■ **GOAL OF THE EXERCISE**:
Go through the listing and pick out each line with the word "H键键能低" in it.

• • • •

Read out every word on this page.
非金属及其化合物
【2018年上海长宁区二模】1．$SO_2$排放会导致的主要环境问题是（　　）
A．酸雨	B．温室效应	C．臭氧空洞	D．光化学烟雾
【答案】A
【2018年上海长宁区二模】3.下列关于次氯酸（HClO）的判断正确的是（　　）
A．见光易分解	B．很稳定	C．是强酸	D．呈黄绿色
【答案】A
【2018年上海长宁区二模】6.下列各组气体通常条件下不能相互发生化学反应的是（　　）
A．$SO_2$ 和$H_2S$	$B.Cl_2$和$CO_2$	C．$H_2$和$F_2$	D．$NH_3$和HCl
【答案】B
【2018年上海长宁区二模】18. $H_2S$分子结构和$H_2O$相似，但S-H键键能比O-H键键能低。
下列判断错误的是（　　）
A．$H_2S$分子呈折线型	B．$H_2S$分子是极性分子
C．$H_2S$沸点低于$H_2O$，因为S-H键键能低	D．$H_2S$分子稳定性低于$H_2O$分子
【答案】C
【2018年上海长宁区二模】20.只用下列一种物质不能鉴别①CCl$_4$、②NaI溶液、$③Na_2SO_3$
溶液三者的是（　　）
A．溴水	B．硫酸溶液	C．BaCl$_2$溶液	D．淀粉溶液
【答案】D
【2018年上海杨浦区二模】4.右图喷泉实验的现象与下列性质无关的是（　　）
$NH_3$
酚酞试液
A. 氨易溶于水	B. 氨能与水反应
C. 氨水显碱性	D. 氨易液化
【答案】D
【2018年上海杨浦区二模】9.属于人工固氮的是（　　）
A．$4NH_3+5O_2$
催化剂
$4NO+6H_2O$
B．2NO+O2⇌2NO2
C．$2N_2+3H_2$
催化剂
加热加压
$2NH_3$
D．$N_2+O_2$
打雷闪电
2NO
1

• • • •

■ **SOLUTION FOR THIS TASK**:
【2018年上海长宁区二模】18. $H_2S$分子结构和$H_2O$相似，但S-H键键能比O-H键键能低。
C．$H_2S$沸点低于$H_2O$，因为S-H键键能低	D．$H_2S$分子稳定性低于$H_2O$分子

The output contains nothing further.